[Recorded data]
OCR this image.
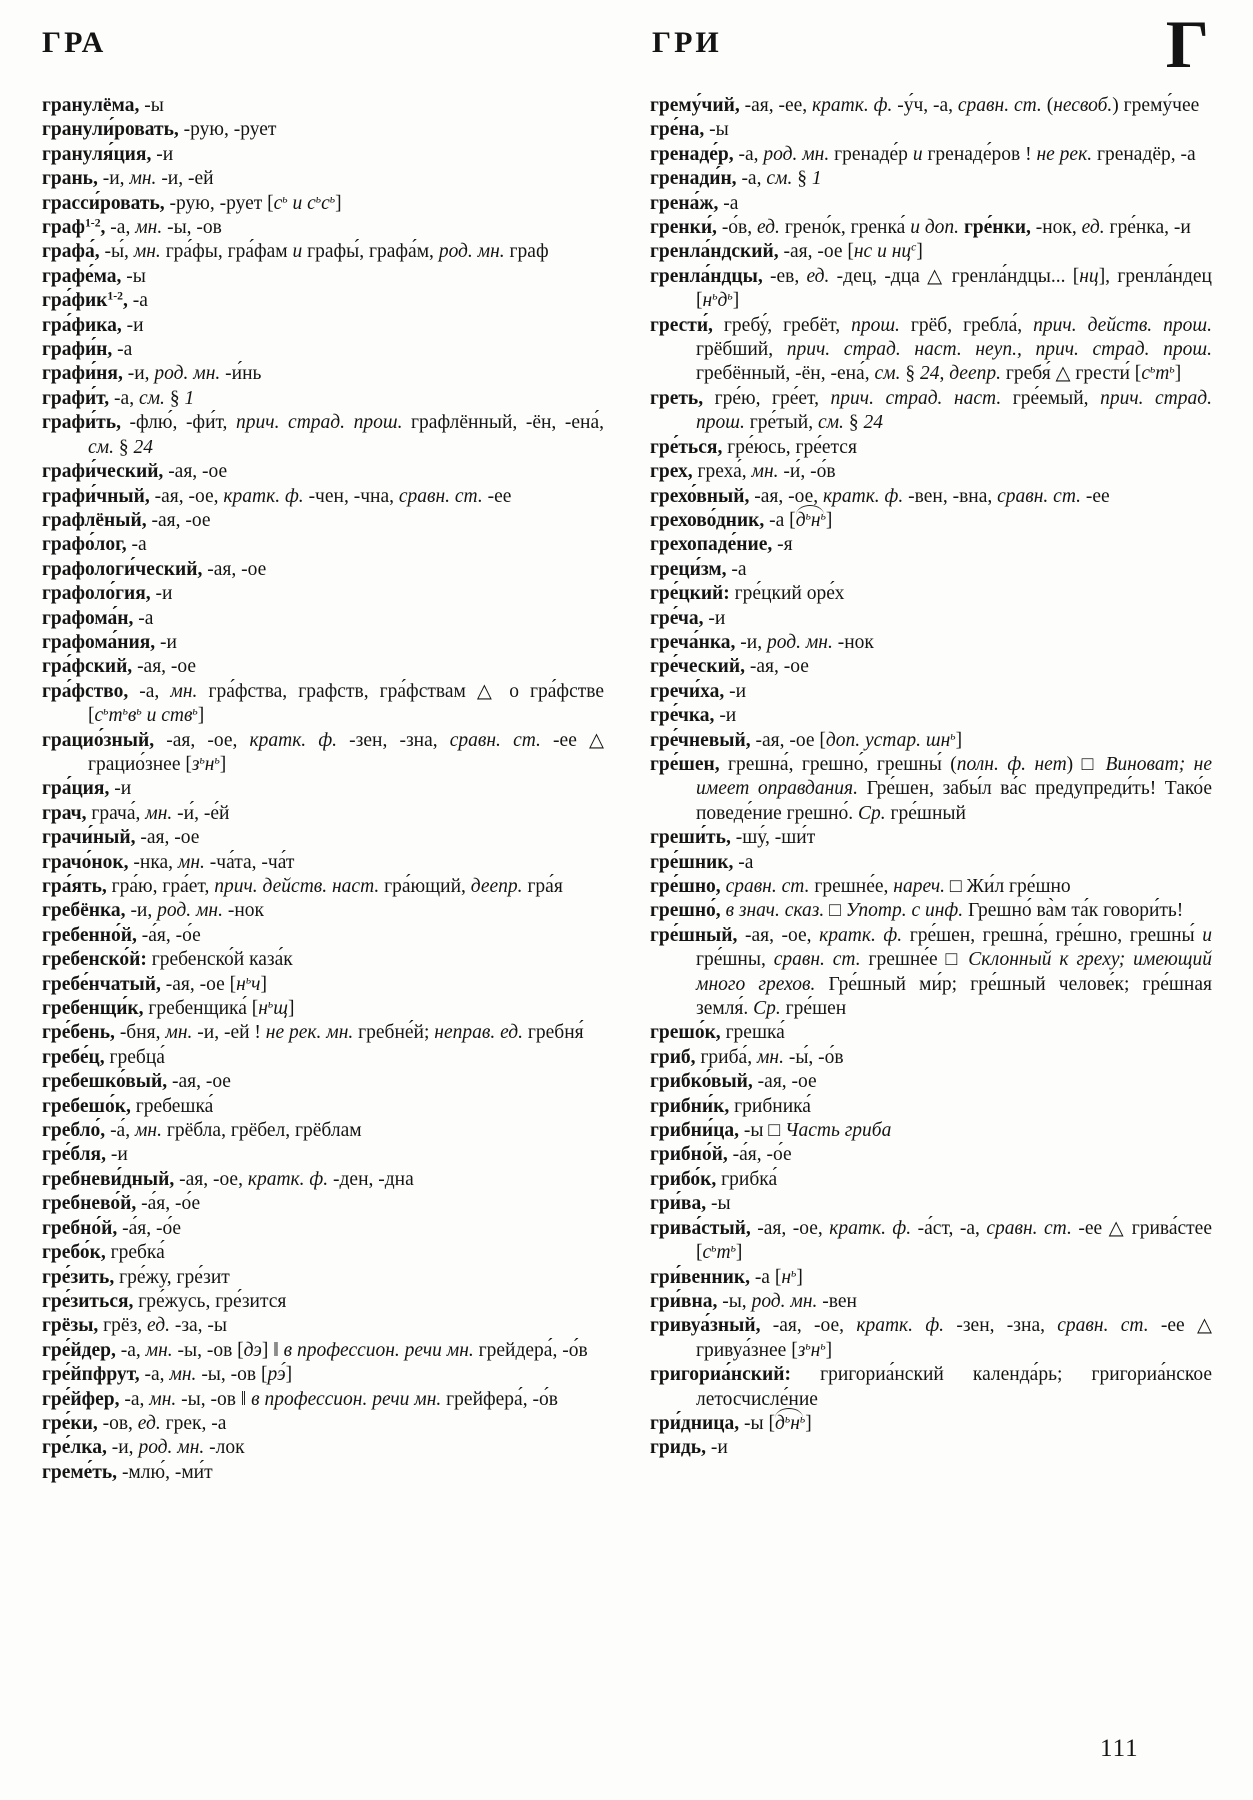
ГРА	ГРИ	Г

гранулёма, -ы

гранули́ровать, -рую, -рует

грануля́ция, -и

грань, -и, мн. -и, -ей

грасси́ровать, -рую, -рует [$с^ь$ и $с^ьс^ь$]

граф$^{1-2}$, -а, мн. -ы, -ов

графа́, -ы́, мн. гра́фы, гра́фам и графы́, графа́м, род. мн. граф

графе́ма, -ы

гра́фик$^{1-2}$, -а

гра́фика, -и

графи́н, -а

графи́ня, -и, род. мн. -и́нь

графи́т, -а, см. § 1

графи́ть, -флю́, -фи́т, прич. страд. прош. графлённый, -ён, -ена́, см. § 24

графи́ческий, -ая, -ое

графи́чный, -ая, -ое, кратк. ф. -чен, -чна, сравн. ст. -ее

графлёный, -ая, -ое

графо́лог, -а

графологи́ческий, -ая, -ое

графоло́гия, -и

графома́н, -а

графома́ния, -и

гра́фский, -ая, -ое

гра́фство, -а, мн. гра́фства, графств, гра́фствам △ о гра́фстве [$с^ьт^ьв^ь$ и ств$^ь$]

грацио́зный, -ая, -ое, кратк. ф. -зен, -зна, сравн. ст. -ее △ грацио́знее $[з^ьн^ь]$

гра́ция, -и

грач, грача́, мн. -и́, -е́й

грачи́ный, -ая, -ое

грачо́нок, -нка, мн. -ча́та, -ча́т

гра́ять, гра́ю, гра́ет, прич. действ. наст. гра́ющий, деепр. гра́я

гребёнка, -и, род. мн. -нок

гребенно́й, -а́я, -о́е

гребенско́й: гребенско́й каза́к

гребе́нчатый, -ая, -ое $[н^ьч]$

гребенщи́к, гребенщика́ $[н^ьщ]$

гре́бень, -бня, мн. -и, -ей ! не рек. мн. гребне́й; неправ. ед. гребня́

гребе́ц, гребца́

гребешко́вый, -ая, -ое

гребешо́к, гребешка́

гребло́, -а́, мн. грёбла, грёбел, грёблам

гре́бля, -и

гребневи́дный, -ая, -ое, кратк. ф. -ден, -дна

гребнево́й, -а́я, -о́е

гребно́й, -а́я, -о́е

гребо́к, гребка́

гре́зить, гре́жу, гре́зит

гре́зиться, гре́жусь, гре́зится

грёзы, грёз, ед. -за, -ы

гре́йдер, -а, мн. -ы, -ов [дэ] ‖ в профессион. речи мн. грейдера́, -о́в

гре́йпфрут, -а, мн. -ы, -ов [рэ́]

гре́йфер, -а, мн. -ы, -ов ‖ в профессион. речи мн. грейфера́, -о́в

гре́ки, -ов, ед. грек, -а

гре́лка, -и, род. мн. -лок

греме́ть, -млю́, -ми́т

грему́чий, -ая, -ее, кратк. ф. -у́ч, -а, сравн. ст. (несвоб.) грему́чее

гре́на, -ы

гренаде́р, -а, род. мн. гренаде́р и гренаде́ров ! не рек. гренадёр, -а

гренади́н, -а, см. § 1

грена́ж, -а

гренки́, -о́в, ед. грено́к, гренка́ и доп. гре́нки, -нок, ед. гре́нка, -и

гренла́ндский, -ая, -ое [нс и $нц^с$]

гренла́ндцы, -ев, ед. -дец, -дца △ гренла́ндцы... [нц], гренла́ндец $[н^ьд^ь]$

грести́, гребу́, гребёт, прош. грёб, гребла́, прич. действ. прош. грёбший, прич. страд. наст. неуп., прич. страд. прош. гребённый, -ён, -ена́, см. § 24, деепр. гребя́ △ грести́ $[с^ьт^ь]$

греть, гре́ю, гре́ет, прич. страд. наст. гре́емый, прич. страд. прош. гре́тый, см. § 24

гре́ться, гре́юсь, гре́ется

грех, греха́, мн. -и́, -о́в

грехо́вный, -ая, -ое, кратк. ф. -вен, -вна, сравн. ст. -ее

грехово́дник, -а $[д^ьн^ь]$

грехопаде́ние, -я

греци́зм, -а

гре́цкий: гре́цкий оре́х

гре́ча, -и

греча́нка, -и, род. мн. -нок

гре́ческий, -ая, -ое

гречи́ха, -и

гре́чка, -и

гре́чневый, -ая, -ое [доп. устар. $шн^ь$]

гре́шен, грешна́, грешно́, грешны́ (полн. ф. нет) □ Виноват; не имеет оправдания. Гре́шен, забы́л ва́с предупреди́ть! Тако́е поведе́ние грешно́. Ср. гре́шный

греши́ть, -шу́, -ши́т

гре́шник, -а

гре́шно, сравн. ст. грешне́е, нареч. □ Жи́л гре́шно

грешно́, в знач. сказ. □ Употр. с инф. Грешно́ ва̀м та́к говори́ть!

гре́шный, -ая, -ое, кратк. ф. гре́шен, грешна́, гре́шно, грешны́ и гре́шны, сравн. ст. грешне́е □ Склонный к греху; имеющий много грехов. Гре́шный ми́р; гре́шный челове́к; гре́шная земля́. Ср. гре́шен

грешо́к, грешка́

гриб, гриба́, мн. -ы́, -о́в

грибко́вый, -ая, -ое

грибни́к, грибника́

грибни́ца, -ы □ Часть гриба

грибно́й, -а́я, -о́е

грибо́к, грибка́

гри́ва, -ы

грива́стый, -ая, -ое, кратк. ф. -а́ст, -а, сравн. ст. -ее △ грива́стее $[с^ьт^ь]$

гри́венник, -а $[н^ь]$

гри́вна, -ы, род. мн. -вен

гривуа́зный, -ая, -ое, кратк. ф. -зен, -зна, сравн. ст. -ее △ гривуа́знее $[з^ьн^ь]$

григориа́нский: григориа́нский календа́рь; григориа́нское летосчисле́ние

гри́дница, -ы $[д^ьн^ь]$

гридь, -и

111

= What you need to do =
Leave the pictures out and copy the rest of the data exactly.

= Result of the exercise =
OCR this image.
ГРА	ГРИ	Г

гранулёма, -ы

гранули́ровать, -рую, -рует

грануля́ция, -и

грань, -и, мн. -и, -ей

грасси́ровать, -рую, -рует [$с^ь$ и $с^ьс^ь$]

граф$^{1-2}$, -а, мн. -ы, -ов

графа́, -ы́, мн. гра́фы, гра́фам и графы́, графа́м, род. мн. граф

графе́ма, -ы

гра́фик$^{1-2}$, -а

гра́фика, -и

графи́н, -а

графи́ня, -и, род. мн. -и́нь

графи́т, -а, см. § 1

графи́ть, -флю́, -фи́т, прич. страд. прош. графлённый, -ён, -ена́, см. § 24

графи́ческий, -ая, -ое

графи́чный, -ая, -ое, кратк. ф. -чен, -чна, сравн. ст. -ее

графлёный, -ая, -ое

графо́лог, -а

графологи́ческий, -ая, -ое

графоло́гия, -и

графома́н, -а

графома́ния, -и

гра́фский, -ая, -ое

гра́фство, -а, мн. гра́фства, графств, гра́фствам △ о гра́фстве [$с^ьт^ьв^ь$ и ств$^ь$]

грацио́зный, -ая, -ое, кратк. ф. -зен, -зна, сравн. ст. -ее △ грацио́знее $[з^ьн^ь]$

гра́ция, -и

грач, грача́, мн. -и́, -е́й

грачи́ный, -ая, -ое

грачо́нок, -нка, мн. -ча́та, -ча́т

гра́ять, гра́ю, гра́ет, прич. действ. наст. гра́ющий, деепр. гра́я

гребёнка, -и, род. мн. -нок

гребенно́й, -а́я, -о́е

гребенско́й: гребенско́й каза́к

гребе́нчатый, -ая, -ое $[н^ьч]$

гребенщи́к, гребенщика́ $[н^ьщ]$

гре́бень, -бня, мн. -и, -ей ! не рек. мн. гребне́й; неправ. ед. гребня́

гребе́ц, гребца́

гребешко́вый, -ая, -ое

гребешо́к, гребешка́

гребло́, -а́, мн. грёбла, грёбел, грёблам

гре́бля, -и

гребневи́дный, -ая, -ое, кратк. ф. -ден, -дна

гребнево́й, -а́я, -о́е

гребно́й, -а́я, -о́е

гребо́к, гребка́

гре́зить, гре́жу, гре́зит

гре́зиться, гре́жусь, гре́зится

грёзы, грёз, ед. -за, -ы

гре́йдер, -а, мн. -ы, -ов [дэ] ‖ в профессион. речи мн. грейдера́, -о́в

гре́йпфрут, -а, мн. -ы, -ов [рэ́]

гре́йфер, -а, мн. -ы, -ов ‖ в профессион. речи мн. грейфера́, -о́в

гре́ки, -ов, ед. грек, -а

гре́лка, -и, род. мн. -лок

греме́ть, -млю́, -ми́т

грему́чий, -ая, -ее, кратк. ф. -у́ч, -а, сравн. ст. (несвоб.) грему́чее

гре́на, -ы

гренаде́р, -а, род. мн. гренаде́р и гренаде́ров ! не рек. гренадёр, -а

гренади́н, -а, см. § 1

грена́ж, -а

гренки́, -о́в, ед. грено́к, гренка́ и доп. гре́нки, -нок, ед. гре́нка, -и

гренла́ндский, -ая, -ое [нс и $нц^с$]

гренла́ндцы, -ев, ед. -дец, -дца △ гренла́ндцы... [нц], гренла́ндец $[н^ьд^ь]$

грести́, гребу́, гребёт, прош. грёб, гребла́, прич. действ. прош. грёбший, прич. страд. наст. неуп., прич. страд. прош. гребённый, -ён, -ена́, см. § 24, деепр. гребя́ △ грести́ $[с^ьт^ь]$

греть, гре́ю, гре́ет, прич. страд. наст. гре́емый, прич. страд. прош. гре́тый, см. § 24

гре́ться, гре́юсь, гре́ется

грех, греха́, мн. -и́, -о́в

грехо́вный, -ая, -ое, кратк. ф. -вен, -вна, сравн. ст. -ее

грехово́дник, -а $[д^ьн^ь]$

грехопаде́ние, -я

греци́зм, -а

гре́цкий: гре́цкий оре́х

гре́ча, -и

греча́нка, -и, род. мн. -нок

гре́ческий, -ая, -ое

гречи́ха, -и

гре́чка, -и

гре́чневый, -ая, -ое [доп. устар. $шн^ь$]

гре́шен, грешна́, грешно́, грешны́ (полн. ф. нет) □ Виноват; не имеет оправдания. Гре́шен, забы́л ва́с предупреди́ть! Тако́е поведе́ние грешно́. Ср. гре́шный

греши́ть, -шу́, -ши́т

гре́шник, -а

гре́шно, сравн. ст. грешне́е, нареч. □ Жи́л гре́шно

грешно́, в знач. сказ. □ Употр. с инф. Грешно́ ва̀м та́к говори́ть!

гре́шный, -ая, -ое, кратк. ф. гре́шен, грешна́, гре́шно, грешны́ и гре́шны, сравн. ст. грешне́е □ Склонный к греху; имеющий много грехов. Гре́шный ми́р; гре́шный челове́к; гре́шная земля́. Ср. гре́шен

грешо́к, грешка́

гриб, гриба́, мн. -ы́, -о́в

грибко́вый, -ая, -ое

грибни́к, грибника́

грибни́ца, -ы □ Часть гриба

грибно́й, -а́я, -о́е

грибо́к, грибка́

гри́ва, -ы

грива́стый, -ая, -ое, кратк. ф. -а́ст, -а, сравн. ст. -ее △ грива́стее $[с^ьт^ь]$

гри́венник, -а $[н^ь]$

гри́вна, -ы, род. мн. -вен

гривуа́зный, -ая, -ое, кратк. ф. -зен, -зна, сравн. ст. -ее △ гривуа́знее $[з^ьн^ь]$

григориа́нский: григориа́нский календа́рь; григориа́нское летосчисле́ние

гри́дница, -ы $[д^ьн^ь]$

гридь, -и

111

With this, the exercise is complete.